» Your objective
Copy every row below word for word, leaving out the pictures.

::: Records for processing :::

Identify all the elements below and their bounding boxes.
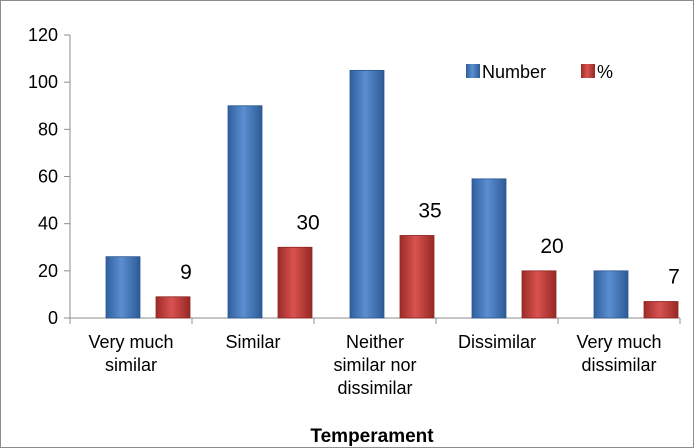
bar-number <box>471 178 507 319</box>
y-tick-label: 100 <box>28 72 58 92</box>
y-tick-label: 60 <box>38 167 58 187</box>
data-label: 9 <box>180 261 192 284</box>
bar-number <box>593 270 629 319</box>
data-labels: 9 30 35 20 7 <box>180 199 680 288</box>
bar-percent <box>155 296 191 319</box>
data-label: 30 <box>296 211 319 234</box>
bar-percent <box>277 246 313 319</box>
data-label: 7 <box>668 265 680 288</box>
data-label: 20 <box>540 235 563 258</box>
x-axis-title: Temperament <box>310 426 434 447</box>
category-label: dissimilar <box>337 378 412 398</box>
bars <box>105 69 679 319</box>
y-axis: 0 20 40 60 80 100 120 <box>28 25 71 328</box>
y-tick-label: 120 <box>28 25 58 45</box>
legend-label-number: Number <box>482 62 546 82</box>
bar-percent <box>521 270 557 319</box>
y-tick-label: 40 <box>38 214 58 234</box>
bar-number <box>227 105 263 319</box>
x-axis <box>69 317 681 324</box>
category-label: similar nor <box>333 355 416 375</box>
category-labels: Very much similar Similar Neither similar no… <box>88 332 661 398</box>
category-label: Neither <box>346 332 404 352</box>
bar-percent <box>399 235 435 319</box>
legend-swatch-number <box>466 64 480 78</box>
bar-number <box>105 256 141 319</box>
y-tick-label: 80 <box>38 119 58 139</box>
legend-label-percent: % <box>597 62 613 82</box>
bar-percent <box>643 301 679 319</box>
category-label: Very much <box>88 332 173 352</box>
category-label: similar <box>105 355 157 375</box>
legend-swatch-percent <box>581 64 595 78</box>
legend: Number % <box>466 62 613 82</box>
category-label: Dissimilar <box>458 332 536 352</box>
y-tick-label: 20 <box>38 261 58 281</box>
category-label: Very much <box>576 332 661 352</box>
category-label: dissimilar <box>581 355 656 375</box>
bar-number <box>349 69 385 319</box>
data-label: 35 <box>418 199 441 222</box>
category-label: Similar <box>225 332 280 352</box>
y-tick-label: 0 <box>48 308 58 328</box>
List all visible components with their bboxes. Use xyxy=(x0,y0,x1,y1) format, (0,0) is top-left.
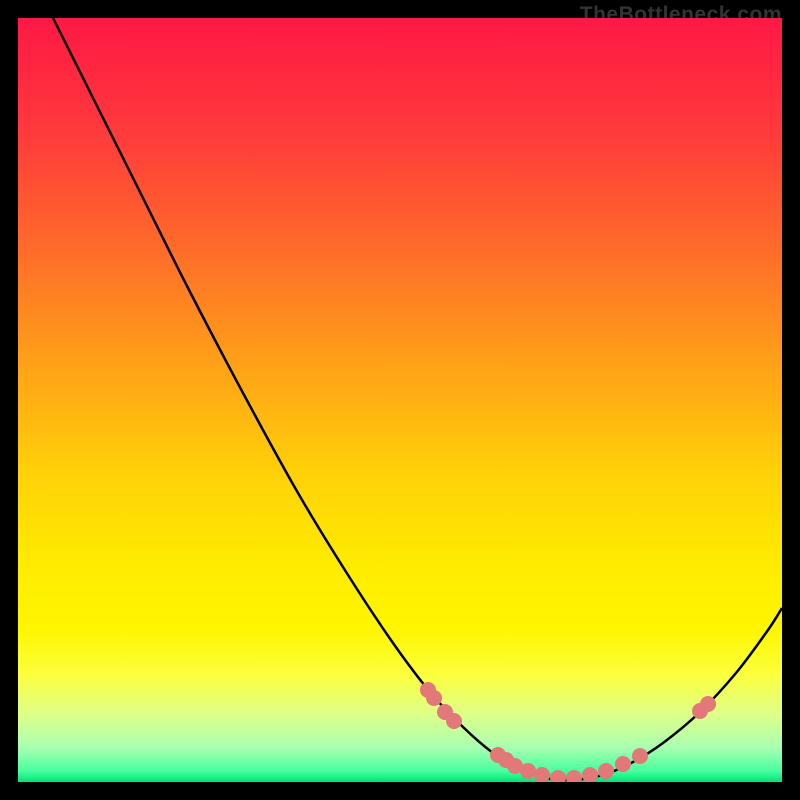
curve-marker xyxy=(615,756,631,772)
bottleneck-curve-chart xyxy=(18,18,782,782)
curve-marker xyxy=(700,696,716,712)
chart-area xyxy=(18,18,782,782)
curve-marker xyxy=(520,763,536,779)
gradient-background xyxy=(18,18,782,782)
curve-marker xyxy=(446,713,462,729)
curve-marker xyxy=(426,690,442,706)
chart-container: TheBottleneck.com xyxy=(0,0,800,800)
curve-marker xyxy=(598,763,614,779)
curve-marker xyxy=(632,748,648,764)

:::

» Task result
Identify all the elements below and their bounding boxes.
bar-number <box>471 178 507 319</box>
y-tick-label: 100 <box>28 72 58 92</box>
y-tick-label: 60 <box>38 167 58 187</box>
data-label: 9 <box>180 261 192 284</box>
bar-number <box>593 270 629 319</box>
data-labels: 9 30 35 20 7 <box>180 199 680 288</box>
bar-percent <box>155 296 191 319</box>
data-label: 30 <box>296 211 319 234</box>
bar-percent <box>277 246 313 319</box>
data-label: 7 <box>668 265 680 288</box>
data-label: 20 <box>540 235 563 258</box>
x-axis-title: Temperament <box>310 426 434 447</box>
category-label: dissimilar <box>337 378 412 398</box>
bars <box>105 69 679 319</box>
y-axis: 0 20 40 60 80 100 120 <box>28 25 71 328</box>
y-tick-label: 120 <box>28 25 58 45</box>
legend-label-number: Number <box>482 62 546 82</box>
bar-percent <box>521 270 557 319</box>
y-tick-label: 40 <box>38 214 58 234</box>
bar-number <box>227 105 263 319</box>
x-axis <box>69 317 681 324</box>
category-label: similar nor <box>333 355 416 375</box>
category-labels: Very much similar Similar Neither similar no… <box>88 332 661 398</box>
category-label: Neither <box>346 332 404 352</box>
bar-percent <box>399 235 435 319</box>
legend-swatch-number <box>466 64 480 78</box>
bar-number <box>105 256 141 319</box>
y-tick-label: 80 <box>38 119 58 139</box>
legend-label-percent: % <box>597 62 613 82</box>
bar-percent <box>643 301 679 319</box>
category-label: Very much <box>88 332 173 352</box>
category-label: similar <box>105 355 157 375</box>
legend-swatch-percent <box>581 64 595 78</box>
legend: Number % <box>466 62 613 82</box>
category-label: Dissimilar <box>458 332 536 352</box>
y-tick-label: 20 <box>38 261 58 281</box>
category-label: Very much <box>576 332 661 352</box>
category-label: dissimilar <box>581 355 656 375</box>
bar-number <box>349 69 385 319</box>
data-label: 35 <box>418 199 441 222</box>
category-label: Similar <box>225 332 280 352</box>
y-tick-label: 0 <box>48 308 58 328</box>
List all visible components with their bboxes. Use xyxy=(x0,y0,x1,y1) format, (0,0) is top-left.
curve-marker xyxy=(615,756,631,772)
bottleneck-curve-chart xyxy=(18,18,782,782)
curve-marker xyxy=(700,696,716,712)
chart-area xyxy=(18,18,782,782)
curve-marker xyxy=(520,763,536,779)
gradient-background xyxy=(18,18,782,782)
curve-marker xyxy=(446,713,462,729)
curve-marker xyxy=(426,690,442,706)
chart-container: TheBottleneck.com xyxy=(0,0,800,800)
curve-marker xyxy=(598,763,614,779)
curve-marker xyxy=(632,748,648,764)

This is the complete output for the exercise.